%%

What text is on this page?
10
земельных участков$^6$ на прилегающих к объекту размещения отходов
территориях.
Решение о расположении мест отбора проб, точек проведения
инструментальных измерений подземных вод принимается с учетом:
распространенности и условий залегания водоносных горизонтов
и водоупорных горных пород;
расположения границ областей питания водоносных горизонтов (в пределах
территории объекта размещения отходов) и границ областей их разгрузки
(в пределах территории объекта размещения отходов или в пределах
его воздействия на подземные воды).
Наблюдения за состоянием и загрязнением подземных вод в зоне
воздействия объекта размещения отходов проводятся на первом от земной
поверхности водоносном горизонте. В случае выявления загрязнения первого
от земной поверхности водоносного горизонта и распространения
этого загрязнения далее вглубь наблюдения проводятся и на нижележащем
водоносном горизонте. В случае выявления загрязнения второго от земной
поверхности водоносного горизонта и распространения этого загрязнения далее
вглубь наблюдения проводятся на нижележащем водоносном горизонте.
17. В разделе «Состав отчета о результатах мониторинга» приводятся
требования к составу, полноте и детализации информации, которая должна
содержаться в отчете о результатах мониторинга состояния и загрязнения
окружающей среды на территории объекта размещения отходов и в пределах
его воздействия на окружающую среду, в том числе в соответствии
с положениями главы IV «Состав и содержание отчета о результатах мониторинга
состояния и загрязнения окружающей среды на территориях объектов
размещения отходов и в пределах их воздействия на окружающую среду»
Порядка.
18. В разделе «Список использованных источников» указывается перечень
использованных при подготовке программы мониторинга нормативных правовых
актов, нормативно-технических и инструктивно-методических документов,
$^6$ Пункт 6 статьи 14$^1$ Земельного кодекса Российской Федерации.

%%

TASK DETAILS = Write out every line of the data that holds the word "среду".

RESPONSE FOR THIS EXERCISE =
его воздействия на окружающую среду, в том числе в соответствии
размещения отходов и в пределах их воздействия на окружающую среду»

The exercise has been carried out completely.